** Begin Listed records **

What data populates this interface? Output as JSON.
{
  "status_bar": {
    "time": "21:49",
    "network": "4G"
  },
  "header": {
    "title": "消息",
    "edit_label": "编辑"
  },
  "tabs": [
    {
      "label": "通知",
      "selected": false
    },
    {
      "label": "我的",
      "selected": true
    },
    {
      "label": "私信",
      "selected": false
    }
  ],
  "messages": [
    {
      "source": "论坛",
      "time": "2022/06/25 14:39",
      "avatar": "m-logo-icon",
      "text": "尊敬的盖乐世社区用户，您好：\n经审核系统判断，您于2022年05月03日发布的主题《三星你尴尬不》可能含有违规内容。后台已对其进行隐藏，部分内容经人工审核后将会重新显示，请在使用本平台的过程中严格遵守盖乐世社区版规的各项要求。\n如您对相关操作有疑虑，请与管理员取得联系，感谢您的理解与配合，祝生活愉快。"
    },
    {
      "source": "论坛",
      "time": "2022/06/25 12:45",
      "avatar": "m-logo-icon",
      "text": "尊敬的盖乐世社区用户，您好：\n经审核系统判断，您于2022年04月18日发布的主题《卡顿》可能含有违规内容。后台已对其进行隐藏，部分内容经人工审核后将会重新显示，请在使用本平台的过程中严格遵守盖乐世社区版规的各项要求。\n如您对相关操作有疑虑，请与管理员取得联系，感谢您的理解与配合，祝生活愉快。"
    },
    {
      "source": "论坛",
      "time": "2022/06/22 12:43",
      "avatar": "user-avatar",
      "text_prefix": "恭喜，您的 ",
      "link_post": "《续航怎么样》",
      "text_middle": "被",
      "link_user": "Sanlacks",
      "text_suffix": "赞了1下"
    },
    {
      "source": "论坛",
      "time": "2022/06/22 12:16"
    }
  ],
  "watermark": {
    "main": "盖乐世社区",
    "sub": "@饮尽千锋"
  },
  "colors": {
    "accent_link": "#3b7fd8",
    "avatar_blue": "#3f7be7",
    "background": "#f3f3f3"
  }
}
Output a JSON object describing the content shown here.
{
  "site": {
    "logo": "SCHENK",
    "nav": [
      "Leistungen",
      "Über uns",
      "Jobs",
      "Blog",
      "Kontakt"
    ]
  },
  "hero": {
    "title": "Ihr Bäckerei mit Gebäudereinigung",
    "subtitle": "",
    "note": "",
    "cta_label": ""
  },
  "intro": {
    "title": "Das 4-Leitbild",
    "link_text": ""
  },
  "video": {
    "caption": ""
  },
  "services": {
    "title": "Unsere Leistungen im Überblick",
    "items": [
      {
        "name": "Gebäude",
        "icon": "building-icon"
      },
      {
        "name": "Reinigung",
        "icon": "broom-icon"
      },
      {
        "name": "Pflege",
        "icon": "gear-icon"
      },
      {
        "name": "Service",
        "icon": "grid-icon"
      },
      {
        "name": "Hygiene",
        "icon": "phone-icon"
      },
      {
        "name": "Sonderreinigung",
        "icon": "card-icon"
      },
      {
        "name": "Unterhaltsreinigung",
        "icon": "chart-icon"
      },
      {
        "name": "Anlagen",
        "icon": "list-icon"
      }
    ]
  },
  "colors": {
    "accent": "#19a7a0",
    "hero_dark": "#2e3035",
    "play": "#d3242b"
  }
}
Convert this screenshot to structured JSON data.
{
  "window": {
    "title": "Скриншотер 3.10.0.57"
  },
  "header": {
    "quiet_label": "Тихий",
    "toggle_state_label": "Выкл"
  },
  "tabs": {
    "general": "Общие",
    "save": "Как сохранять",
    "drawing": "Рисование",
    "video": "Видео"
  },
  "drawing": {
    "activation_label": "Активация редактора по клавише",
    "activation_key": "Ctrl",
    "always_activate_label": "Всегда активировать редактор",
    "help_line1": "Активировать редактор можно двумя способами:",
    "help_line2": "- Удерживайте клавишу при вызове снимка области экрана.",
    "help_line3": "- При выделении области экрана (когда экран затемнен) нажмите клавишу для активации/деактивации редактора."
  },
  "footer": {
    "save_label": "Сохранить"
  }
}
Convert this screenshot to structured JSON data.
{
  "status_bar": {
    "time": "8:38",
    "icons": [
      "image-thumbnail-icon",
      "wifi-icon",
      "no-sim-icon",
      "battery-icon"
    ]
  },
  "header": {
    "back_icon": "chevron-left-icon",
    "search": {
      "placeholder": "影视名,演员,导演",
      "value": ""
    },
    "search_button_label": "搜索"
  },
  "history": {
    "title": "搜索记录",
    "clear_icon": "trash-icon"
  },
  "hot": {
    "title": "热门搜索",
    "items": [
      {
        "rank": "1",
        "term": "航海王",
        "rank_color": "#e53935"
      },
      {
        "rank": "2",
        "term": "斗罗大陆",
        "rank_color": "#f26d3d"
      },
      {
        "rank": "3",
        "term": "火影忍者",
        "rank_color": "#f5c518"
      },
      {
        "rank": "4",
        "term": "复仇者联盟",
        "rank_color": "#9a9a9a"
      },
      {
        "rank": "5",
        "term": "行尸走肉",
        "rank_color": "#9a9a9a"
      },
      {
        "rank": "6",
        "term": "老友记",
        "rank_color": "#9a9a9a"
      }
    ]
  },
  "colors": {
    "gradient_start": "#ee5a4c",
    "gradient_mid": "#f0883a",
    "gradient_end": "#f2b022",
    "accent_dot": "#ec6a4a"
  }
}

** End Listed records **

▸ **What to do**
Lines containing the word "请与管理员取得联系" must all be returned from the material above.

▸ **Reply**
      "text": "尊敬的盖乐世社区用户，您好：\n经审核系统判断，您于2022年05月03日发布的主题《三星你尴尬不》可能含有违规内容。后台已对其进行隐藏，部分内容经人工审核后将会重新显示，请在使用本平台的过程中严格遵守盖乐世社区版规的各项要求。\n如您对相关操作有疑虑，请与管理员取得联系，感谢您的理解与配合，祝生活愉快。"
      "text": "尊敬的盖乐世社区用户，您好：\n经审核系统判断，您于2022年04月18日发布的主题《卡顿》可能含有违规内容。后台已对其进行隐藏，部分内容经人工审核后将会重新显示，请在使用本平台的过程中严格遵守盖乐世社区版规的各项要求。\n如您对相关操作有疑虑，请与管理员取得联系，感谢您的理解与配合，祝生活愉快。"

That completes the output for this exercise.